>> begin

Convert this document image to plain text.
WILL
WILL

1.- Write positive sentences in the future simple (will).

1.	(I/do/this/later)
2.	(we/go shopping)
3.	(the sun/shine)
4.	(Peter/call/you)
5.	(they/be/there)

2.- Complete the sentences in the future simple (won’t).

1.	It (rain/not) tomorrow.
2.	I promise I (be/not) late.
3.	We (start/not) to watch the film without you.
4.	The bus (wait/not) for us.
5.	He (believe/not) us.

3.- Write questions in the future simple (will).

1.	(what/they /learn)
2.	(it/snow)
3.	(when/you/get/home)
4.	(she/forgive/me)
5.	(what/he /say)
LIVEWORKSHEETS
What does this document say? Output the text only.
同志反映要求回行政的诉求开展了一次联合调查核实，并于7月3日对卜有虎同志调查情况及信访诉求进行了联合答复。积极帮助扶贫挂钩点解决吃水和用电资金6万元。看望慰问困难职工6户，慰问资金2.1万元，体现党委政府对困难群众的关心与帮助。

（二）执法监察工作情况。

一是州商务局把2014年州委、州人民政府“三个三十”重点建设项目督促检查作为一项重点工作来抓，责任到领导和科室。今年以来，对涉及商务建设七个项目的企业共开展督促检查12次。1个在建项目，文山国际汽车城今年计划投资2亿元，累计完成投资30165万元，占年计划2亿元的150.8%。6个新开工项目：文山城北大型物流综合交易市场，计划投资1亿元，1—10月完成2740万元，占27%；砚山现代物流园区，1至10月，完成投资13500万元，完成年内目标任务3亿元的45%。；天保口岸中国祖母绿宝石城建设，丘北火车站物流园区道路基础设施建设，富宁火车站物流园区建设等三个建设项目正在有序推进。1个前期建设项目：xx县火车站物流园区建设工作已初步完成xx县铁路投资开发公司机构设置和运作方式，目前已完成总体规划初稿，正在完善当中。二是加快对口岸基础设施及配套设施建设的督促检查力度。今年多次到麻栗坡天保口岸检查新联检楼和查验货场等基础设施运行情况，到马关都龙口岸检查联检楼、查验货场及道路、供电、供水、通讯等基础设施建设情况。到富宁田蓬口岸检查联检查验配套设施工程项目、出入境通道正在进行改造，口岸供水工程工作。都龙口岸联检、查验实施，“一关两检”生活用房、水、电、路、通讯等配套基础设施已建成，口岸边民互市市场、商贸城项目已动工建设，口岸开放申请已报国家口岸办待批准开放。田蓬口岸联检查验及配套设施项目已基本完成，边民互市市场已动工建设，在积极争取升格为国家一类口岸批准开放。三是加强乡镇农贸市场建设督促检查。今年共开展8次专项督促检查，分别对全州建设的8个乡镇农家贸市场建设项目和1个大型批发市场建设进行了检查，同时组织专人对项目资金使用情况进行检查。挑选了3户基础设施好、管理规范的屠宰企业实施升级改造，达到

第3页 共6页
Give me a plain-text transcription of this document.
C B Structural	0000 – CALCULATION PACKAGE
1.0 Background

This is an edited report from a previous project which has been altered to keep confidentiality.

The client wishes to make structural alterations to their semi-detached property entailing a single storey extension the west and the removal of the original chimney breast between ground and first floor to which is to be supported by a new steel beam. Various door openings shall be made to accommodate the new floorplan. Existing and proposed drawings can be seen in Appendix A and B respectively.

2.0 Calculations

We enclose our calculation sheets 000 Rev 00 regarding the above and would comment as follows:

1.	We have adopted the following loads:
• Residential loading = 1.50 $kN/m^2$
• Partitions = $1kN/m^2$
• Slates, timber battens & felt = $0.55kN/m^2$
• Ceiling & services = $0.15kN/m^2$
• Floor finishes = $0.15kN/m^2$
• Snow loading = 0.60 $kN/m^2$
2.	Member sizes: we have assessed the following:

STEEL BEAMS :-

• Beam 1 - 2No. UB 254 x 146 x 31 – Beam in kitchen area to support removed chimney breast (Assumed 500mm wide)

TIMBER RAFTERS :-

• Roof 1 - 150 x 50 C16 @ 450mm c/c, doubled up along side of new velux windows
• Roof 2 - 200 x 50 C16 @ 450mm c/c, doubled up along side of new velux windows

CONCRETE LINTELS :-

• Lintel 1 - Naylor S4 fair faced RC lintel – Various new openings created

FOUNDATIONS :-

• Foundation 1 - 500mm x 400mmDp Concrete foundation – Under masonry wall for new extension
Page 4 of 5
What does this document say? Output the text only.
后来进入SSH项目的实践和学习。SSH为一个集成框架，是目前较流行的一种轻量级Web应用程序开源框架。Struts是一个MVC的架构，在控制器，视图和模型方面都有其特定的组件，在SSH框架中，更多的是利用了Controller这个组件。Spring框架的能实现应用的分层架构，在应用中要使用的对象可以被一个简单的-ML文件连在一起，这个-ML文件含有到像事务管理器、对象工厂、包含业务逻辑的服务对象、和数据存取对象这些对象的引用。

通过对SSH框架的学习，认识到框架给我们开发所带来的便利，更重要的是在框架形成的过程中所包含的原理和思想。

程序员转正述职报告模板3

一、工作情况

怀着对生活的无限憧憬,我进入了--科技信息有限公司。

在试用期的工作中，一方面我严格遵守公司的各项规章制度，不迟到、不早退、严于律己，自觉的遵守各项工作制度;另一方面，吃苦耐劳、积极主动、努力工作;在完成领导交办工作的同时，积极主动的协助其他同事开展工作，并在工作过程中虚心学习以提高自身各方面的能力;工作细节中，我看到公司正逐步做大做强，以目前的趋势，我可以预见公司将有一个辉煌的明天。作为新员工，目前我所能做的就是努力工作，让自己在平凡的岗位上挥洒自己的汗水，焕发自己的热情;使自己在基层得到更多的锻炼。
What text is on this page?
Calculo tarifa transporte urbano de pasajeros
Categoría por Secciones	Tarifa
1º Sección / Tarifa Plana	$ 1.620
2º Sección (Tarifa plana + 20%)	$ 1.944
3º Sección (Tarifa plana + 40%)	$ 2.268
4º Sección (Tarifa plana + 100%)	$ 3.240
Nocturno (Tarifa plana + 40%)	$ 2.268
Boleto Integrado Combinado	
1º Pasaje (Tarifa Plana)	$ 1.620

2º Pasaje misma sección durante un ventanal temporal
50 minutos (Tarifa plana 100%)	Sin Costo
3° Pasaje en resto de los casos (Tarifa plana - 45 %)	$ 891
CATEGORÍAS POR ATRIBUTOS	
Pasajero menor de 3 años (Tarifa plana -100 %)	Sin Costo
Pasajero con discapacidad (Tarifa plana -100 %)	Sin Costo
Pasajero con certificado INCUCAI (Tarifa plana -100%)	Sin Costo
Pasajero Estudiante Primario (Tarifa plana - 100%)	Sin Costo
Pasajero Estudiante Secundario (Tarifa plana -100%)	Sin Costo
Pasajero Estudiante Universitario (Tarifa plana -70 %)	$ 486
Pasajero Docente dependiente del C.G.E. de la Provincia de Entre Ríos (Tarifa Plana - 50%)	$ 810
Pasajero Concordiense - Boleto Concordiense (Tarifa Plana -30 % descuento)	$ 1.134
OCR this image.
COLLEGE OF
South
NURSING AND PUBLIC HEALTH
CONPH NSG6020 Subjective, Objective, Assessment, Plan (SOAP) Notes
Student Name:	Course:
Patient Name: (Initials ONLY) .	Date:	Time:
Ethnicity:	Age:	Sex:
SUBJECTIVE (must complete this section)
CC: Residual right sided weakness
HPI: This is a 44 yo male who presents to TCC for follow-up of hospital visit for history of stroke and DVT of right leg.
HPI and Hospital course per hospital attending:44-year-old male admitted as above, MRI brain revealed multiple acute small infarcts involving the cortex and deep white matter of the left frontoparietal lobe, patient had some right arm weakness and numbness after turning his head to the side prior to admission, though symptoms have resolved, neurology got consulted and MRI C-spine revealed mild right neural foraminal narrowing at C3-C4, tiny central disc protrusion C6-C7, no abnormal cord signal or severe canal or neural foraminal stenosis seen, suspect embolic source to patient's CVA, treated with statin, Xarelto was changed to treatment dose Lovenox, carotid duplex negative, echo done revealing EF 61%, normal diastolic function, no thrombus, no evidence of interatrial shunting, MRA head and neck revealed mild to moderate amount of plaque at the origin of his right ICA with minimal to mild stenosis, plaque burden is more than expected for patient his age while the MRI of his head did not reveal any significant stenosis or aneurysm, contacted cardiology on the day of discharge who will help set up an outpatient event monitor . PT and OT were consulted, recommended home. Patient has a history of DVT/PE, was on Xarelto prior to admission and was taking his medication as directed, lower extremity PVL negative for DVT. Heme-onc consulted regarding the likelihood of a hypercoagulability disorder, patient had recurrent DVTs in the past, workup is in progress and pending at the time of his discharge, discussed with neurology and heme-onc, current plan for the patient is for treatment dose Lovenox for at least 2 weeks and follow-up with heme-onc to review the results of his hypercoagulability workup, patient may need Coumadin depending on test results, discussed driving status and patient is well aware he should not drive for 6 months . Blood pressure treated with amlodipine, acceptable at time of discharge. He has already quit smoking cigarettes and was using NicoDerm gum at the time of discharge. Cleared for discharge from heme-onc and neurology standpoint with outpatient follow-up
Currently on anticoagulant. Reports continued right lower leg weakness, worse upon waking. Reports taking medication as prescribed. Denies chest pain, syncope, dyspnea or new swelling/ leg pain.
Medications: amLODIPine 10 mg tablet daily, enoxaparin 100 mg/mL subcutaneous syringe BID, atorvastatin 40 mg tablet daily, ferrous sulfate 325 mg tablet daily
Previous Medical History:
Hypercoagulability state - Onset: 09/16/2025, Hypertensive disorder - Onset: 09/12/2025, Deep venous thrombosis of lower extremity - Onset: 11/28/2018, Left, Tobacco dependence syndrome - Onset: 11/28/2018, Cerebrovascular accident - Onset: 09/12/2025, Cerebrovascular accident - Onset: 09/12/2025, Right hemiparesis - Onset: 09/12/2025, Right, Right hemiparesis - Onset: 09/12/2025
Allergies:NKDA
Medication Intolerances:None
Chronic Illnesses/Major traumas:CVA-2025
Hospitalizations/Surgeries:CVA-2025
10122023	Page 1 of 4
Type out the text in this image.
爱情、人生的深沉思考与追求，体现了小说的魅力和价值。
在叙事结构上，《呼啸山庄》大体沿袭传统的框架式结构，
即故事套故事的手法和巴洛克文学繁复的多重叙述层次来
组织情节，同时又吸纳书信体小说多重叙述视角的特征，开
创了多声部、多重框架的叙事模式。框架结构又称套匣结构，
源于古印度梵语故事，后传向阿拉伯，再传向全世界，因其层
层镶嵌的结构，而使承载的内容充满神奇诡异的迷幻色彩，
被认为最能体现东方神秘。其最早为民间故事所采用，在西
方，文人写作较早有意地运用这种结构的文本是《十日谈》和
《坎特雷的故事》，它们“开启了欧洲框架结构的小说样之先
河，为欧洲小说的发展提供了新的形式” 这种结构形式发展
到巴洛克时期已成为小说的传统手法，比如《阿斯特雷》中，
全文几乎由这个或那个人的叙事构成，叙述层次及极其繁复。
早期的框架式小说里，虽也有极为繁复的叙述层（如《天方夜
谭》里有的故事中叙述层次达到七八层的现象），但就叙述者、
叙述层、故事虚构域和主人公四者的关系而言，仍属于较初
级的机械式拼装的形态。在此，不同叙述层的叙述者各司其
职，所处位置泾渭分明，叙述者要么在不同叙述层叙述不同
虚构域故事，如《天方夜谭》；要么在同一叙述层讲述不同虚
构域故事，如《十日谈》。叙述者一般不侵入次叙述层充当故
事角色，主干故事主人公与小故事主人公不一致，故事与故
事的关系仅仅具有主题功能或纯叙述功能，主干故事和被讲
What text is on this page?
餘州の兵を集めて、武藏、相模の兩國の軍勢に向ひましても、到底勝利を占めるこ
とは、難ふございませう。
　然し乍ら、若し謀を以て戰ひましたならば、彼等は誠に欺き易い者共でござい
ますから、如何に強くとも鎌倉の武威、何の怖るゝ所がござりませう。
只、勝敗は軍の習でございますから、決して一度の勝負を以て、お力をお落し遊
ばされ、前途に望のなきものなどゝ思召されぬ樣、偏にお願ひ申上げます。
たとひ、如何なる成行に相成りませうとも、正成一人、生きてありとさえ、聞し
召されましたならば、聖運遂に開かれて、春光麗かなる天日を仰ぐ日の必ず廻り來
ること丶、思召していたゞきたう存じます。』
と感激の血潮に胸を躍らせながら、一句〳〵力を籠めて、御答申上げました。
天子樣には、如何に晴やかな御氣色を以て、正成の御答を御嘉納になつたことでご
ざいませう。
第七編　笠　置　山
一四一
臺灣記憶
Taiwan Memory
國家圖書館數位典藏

>> end

(The problem) Report how many lines of the records above contain the word "image", and give only that number.

(Completed exercise) 3